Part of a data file
##########
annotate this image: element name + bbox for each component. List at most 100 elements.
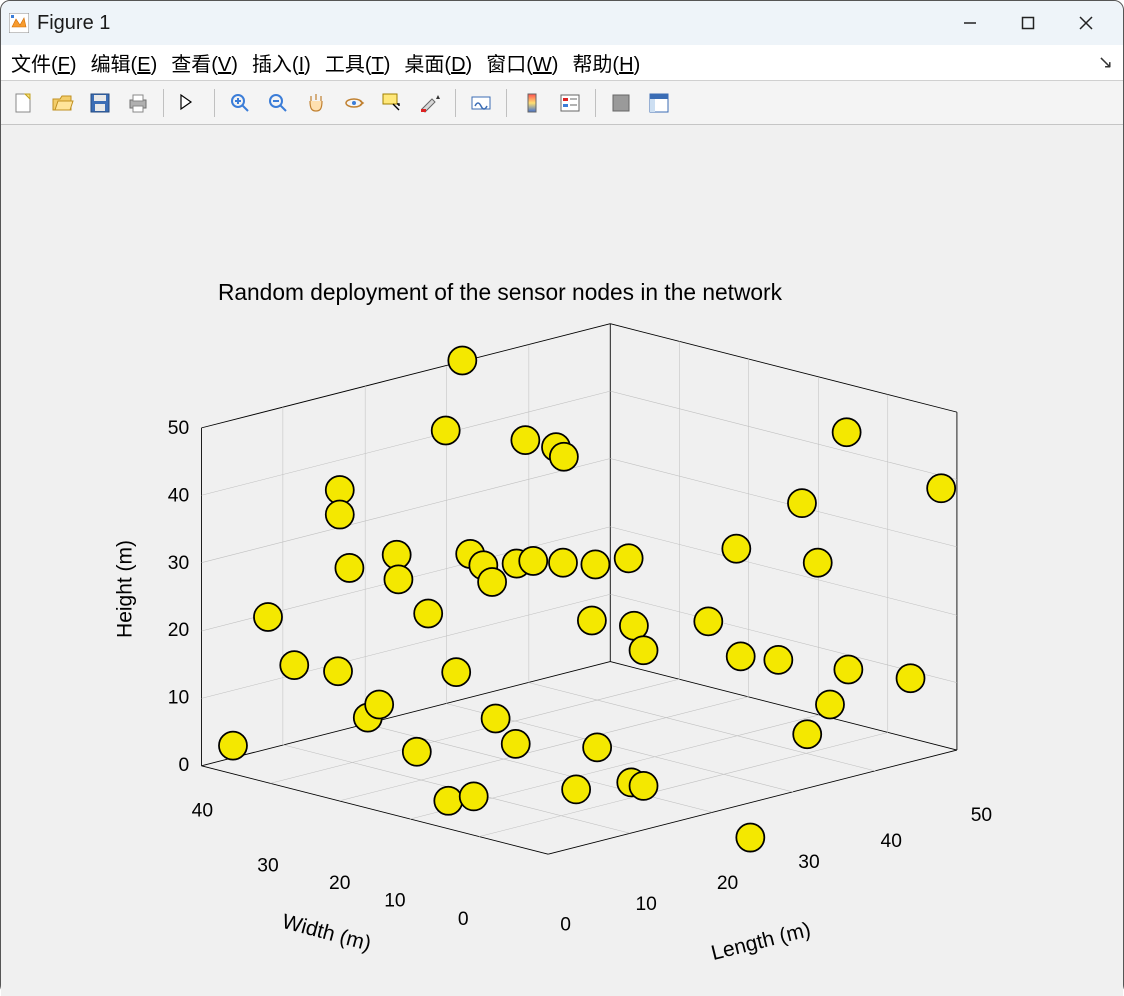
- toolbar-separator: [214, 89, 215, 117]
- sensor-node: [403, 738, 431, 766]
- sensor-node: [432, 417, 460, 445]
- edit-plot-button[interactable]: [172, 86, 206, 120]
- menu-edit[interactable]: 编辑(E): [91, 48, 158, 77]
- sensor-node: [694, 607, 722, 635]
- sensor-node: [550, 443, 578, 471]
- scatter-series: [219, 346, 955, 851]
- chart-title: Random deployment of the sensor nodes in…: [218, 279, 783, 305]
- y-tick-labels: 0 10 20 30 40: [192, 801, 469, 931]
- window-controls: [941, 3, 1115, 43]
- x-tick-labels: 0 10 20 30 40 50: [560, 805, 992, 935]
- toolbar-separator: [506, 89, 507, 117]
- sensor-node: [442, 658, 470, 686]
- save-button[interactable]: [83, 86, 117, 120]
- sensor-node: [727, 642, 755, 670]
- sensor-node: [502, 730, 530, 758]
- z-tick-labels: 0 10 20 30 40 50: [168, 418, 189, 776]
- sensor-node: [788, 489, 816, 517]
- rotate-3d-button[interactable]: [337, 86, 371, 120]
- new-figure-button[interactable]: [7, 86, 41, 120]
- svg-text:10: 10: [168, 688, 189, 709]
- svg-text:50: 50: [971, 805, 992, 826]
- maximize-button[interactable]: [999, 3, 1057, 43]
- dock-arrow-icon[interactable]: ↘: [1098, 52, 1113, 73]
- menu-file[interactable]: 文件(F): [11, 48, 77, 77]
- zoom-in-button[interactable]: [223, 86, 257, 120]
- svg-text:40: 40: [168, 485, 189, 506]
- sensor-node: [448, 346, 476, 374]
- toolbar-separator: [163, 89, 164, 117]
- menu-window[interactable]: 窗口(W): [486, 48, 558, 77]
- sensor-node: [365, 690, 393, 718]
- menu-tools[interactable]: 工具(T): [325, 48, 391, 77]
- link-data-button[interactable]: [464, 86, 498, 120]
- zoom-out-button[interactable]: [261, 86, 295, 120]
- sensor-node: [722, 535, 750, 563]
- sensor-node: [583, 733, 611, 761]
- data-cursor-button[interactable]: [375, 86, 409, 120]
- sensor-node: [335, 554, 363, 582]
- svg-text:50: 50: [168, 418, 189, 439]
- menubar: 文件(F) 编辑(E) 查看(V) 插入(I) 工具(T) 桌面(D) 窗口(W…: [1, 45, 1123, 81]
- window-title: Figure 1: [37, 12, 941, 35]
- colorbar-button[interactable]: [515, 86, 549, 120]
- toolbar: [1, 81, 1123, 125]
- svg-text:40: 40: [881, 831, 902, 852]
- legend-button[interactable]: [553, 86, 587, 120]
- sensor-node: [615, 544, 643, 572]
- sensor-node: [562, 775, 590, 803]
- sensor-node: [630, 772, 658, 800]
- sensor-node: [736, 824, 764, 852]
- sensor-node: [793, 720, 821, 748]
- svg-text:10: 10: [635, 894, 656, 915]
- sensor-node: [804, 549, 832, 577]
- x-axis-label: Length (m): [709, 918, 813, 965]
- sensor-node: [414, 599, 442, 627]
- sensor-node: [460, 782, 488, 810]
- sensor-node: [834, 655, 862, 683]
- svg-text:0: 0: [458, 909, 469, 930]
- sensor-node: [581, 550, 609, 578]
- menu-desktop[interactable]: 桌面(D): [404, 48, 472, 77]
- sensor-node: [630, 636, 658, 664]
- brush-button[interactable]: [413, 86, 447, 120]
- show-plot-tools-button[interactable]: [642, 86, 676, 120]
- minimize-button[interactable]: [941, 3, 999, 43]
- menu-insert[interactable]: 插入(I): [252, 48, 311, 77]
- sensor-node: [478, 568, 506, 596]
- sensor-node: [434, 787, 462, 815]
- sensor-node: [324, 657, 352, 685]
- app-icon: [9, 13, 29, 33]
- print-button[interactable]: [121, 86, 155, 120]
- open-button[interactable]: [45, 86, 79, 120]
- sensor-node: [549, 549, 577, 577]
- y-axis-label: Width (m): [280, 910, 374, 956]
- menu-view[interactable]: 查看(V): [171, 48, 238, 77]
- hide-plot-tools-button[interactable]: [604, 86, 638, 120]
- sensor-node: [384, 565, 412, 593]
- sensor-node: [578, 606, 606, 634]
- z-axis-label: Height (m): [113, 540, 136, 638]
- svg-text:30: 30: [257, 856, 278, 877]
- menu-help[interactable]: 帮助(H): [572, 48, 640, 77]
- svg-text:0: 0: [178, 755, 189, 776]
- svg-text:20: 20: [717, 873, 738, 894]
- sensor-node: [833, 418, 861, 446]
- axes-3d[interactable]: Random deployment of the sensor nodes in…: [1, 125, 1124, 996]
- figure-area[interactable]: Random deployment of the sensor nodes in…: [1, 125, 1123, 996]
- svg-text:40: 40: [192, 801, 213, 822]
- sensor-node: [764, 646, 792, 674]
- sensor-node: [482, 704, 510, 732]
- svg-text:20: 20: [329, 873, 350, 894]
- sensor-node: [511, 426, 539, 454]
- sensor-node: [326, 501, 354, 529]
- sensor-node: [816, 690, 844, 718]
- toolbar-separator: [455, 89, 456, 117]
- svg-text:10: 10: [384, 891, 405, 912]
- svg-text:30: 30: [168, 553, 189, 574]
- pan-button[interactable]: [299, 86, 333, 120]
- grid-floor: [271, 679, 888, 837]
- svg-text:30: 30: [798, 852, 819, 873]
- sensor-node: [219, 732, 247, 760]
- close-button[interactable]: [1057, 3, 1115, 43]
##########
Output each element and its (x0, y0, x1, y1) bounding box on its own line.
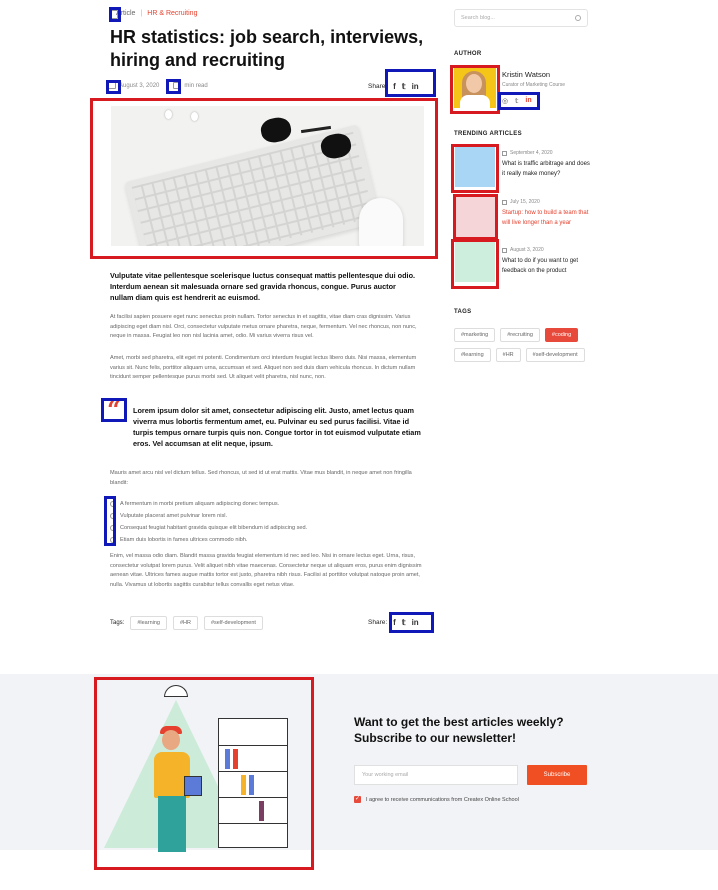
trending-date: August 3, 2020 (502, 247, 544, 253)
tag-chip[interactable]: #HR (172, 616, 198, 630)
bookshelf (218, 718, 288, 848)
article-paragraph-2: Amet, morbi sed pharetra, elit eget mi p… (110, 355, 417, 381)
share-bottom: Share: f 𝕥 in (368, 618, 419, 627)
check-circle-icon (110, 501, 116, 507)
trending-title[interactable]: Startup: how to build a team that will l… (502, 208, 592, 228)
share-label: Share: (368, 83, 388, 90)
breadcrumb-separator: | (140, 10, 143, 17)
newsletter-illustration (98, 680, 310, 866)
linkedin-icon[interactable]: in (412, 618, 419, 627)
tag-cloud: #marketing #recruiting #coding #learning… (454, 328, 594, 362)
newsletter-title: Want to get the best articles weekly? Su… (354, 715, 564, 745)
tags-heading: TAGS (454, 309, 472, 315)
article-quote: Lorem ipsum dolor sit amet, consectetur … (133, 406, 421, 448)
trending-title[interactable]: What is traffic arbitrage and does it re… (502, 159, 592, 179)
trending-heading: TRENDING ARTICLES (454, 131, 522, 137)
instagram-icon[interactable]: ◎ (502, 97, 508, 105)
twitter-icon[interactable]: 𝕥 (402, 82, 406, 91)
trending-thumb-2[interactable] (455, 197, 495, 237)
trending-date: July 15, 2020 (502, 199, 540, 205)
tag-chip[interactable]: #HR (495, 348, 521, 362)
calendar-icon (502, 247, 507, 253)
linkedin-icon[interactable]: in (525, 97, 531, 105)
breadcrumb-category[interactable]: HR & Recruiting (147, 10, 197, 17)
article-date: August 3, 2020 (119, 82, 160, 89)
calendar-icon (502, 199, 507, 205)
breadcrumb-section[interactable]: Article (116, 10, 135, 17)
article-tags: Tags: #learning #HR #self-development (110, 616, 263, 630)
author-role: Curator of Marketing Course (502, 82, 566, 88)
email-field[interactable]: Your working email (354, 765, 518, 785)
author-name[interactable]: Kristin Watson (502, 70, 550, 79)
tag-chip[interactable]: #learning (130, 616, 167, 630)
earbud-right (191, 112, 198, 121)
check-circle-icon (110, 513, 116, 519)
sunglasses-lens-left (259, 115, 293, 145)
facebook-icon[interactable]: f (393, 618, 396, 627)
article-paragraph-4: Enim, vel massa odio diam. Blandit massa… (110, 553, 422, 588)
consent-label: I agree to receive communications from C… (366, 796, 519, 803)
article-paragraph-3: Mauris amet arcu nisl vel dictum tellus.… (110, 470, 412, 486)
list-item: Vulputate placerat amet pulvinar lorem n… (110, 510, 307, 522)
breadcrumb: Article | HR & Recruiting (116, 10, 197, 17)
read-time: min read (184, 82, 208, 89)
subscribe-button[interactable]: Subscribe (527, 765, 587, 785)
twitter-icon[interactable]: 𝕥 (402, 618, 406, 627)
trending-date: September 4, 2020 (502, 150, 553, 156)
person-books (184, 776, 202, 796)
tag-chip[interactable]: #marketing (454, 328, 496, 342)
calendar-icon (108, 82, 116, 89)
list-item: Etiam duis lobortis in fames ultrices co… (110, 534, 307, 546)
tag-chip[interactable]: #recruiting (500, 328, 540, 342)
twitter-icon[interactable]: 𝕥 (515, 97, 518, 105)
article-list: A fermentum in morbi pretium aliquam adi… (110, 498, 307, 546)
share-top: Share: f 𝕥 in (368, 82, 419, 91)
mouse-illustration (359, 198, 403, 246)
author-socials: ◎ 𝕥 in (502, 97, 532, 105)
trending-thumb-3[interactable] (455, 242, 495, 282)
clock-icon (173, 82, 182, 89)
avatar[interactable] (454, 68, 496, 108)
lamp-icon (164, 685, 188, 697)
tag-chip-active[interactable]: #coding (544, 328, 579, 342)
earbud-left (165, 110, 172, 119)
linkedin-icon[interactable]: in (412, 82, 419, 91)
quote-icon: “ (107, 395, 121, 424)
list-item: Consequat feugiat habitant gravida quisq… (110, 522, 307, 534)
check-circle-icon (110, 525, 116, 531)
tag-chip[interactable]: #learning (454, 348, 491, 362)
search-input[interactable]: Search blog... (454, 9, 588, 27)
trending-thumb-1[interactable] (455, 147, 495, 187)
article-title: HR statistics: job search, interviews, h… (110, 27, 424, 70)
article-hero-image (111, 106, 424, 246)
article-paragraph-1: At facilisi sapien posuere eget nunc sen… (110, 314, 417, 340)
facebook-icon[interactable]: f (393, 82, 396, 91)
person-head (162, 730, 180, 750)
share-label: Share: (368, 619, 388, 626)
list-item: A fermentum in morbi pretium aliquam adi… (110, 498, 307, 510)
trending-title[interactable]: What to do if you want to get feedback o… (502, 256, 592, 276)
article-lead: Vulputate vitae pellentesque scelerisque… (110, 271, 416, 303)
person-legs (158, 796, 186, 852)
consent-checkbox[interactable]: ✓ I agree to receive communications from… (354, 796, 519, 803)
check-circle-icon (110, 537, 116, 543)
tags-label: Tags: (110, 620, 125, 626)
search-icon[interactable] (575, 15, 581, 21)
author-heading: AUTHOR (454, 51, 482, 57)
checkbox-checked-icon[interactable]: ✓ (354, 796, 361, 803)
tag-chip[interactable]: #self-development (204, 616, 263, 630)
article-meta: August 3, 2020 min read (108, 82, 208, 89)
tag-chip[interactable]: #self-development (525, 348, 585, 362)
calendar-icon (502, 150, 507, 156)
##########
Directive:
Print every line of the material from the line containing "- toolbar-separator: [214, 89, 215, 117]" down to the line containing "- sensor-node: [502, 730, 530, 758]", with both of those lines included, reproducing each one verbatim.

The result:
- toolbar-separator: [214, 89, 215, 117]
- sensor-node: [403, 738, 431, 766]
- sensor-node: [432, 417, 460, 445]
- edit-plot-button[interactable]: [172, 86, 206, 120]
- menu-edit[interactable]: 编辑(E): [91, 48, 158, 77]
- sensor-node: [694, 607, 722, 635]
- sensor-node: [550, 443, 578, 471]
- scatter-series: [219, 346, 955, 851]
- chart-title: Random deployment of the sensor nodes in…: [218, 279, 783, 305]
- y-tick-labels: 0 10 20 30 40: [192, 801, 469, 931]
- window-controls: [941, 3, 1115, 43]
- x-tick-labels: 0 10 20 30 40 50: [560, 805, 992, 935]
- toolbar-separator: [506, 89, 507, 117]
- sensor-node: [442, 658, 470, 686]
- save-button[interactable]: [83, 86, 117, 120]
- sensor-node: [727, 642, 755, 670]
- sensor-node: [502, 730, 530, 758]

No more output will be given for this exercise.